> [AIM] Count the lines below that contain the word "Observatory" and give only the number.

> [EXERCISE DATA]
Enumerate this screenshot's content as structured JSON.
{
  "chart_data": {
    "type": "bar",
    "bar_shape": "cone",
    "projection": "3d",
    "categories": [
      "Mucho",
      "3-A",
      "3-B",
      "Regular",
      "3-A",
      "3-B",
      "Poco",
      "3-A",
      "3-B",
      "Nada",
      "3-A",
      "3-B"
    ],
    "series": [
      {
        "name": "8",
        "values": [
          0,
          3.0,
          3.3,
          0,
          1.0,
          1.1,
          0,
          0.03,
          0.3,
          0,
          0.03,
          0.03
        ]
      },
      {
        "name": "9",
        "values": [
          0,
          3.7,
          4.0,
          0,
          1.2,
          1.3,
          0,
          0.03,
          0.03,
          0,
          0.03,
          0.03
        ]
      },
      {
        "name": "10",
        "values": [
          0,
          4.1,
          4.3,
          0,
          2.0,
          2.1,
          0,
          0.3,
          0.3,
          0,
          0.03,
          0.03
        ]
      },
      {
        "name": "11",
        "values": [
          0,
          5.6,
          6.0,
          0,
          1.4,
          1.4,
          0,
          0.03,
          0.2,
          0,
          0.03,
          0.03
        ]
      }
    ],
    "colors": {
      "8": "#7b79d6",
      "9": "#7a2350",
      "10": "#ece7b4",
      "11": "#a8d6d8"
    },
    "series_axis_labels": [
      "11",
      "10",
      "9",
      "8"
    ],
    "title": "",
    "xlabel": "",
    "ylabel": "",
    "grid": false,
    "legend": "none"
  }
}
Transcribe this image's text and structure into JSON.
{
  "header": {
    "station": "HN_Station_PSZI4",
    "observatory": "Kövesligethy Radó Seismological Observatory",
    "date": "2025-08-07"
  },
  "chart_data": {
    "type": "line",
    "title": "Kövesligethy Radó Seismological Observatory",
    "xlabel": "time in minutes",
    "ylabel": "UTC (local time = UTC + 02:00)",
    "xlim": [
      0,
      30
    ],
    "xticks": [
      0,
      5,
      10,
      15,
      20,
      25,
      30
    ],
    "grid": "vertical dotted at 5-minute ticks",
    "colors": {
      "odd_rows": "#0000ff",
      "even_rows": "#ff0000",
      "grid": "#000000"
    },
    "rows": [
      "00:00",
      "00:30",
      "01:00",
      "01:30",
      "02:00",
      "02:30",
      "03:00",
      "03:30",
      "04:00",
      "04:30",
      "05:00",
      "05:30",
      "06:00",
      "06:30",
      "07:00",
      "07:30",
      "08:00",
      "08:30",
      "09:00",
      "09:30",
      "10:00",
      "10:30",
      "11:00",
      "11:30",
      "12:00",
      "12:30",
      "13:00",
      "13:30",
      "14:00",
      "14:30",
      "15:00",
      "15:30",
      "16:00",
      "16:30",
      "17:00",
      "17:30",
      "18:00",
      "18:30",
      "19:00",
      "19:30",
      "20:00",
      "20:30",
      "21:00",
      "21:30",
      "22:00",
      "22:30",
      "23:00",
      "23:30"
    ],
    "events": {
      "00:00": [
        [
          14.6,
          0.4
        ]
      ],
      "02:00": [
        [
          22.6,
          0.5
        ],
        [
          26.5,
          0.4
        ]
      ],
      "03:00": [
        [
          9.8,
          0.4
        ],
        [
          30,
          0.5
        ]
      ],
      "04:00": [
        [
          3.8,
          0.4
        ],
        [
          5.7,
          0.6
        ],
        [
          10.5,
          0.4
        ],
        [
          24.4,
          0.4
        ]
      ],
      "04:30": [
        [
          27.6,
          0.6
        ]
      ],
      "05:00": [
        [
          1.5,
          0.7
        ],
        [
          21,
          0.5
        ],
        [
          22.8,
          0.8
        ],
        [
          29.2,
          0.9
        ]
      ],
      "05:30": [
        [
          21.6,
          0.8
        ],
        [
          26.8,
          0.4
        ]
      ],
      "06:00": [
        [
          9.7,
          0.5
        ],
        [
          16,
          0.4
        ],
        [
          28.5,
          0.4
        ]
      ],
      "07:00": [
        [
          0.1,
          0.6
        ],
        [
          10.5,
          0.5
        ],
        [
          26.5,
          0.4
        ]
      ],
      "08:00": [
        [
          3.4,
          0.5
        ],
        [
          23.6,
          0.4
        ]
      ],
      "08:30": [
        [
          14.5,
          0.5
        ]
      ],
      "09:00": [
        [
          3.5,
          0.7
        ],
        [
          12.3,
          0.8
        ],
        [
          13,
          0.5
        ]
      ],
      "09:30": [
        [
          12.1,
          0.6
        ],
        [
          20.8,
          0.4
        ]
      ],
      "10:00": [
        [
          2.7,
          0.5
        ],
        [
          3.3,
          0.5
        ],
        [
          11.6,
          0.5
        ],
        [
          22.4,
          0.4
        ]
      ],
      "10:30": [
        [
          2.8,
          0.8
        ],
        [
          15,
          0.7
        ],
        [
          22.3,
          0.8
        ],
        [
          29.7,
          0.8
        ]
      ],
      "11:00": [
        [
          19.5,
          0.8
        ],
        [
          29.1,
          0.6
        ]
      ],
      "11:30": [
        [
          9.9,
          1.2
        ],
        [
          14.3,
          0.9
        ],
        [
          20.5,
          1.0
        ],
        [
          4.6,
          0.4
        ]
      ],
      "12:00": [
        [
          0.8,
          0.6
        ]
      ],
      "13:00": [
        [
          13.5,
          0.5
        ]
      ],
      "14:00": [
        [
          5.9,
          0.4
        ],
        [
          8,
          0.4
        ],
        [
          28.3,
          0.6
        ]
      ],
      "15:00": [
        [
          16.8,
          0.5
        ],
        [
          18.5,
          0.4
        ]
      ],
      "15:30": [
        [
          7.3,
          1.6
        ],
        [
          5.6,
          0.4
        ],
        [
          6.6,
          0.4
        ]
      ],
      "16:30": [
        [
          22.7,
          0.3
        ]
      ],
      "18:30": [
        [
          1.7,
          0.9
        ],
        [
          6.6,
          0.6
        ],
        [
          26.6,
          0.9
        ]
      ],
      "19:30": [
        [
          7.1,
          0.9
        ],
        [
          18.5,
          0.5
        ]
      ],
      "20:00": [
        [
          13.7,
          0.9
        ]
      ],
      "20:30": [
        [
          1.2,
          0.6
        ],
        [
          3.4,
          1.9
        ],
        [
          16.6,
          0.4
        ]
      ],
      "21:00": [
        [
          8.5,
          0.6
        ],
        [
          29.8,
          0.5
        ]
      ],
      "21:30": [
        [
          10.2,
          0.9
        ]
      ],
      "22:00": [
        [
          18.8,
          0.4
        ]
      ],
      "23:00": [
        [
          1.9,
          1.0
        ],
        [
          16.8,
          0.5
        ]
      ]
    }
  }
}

> [SOLUTION TO THIS EXERCISE] 2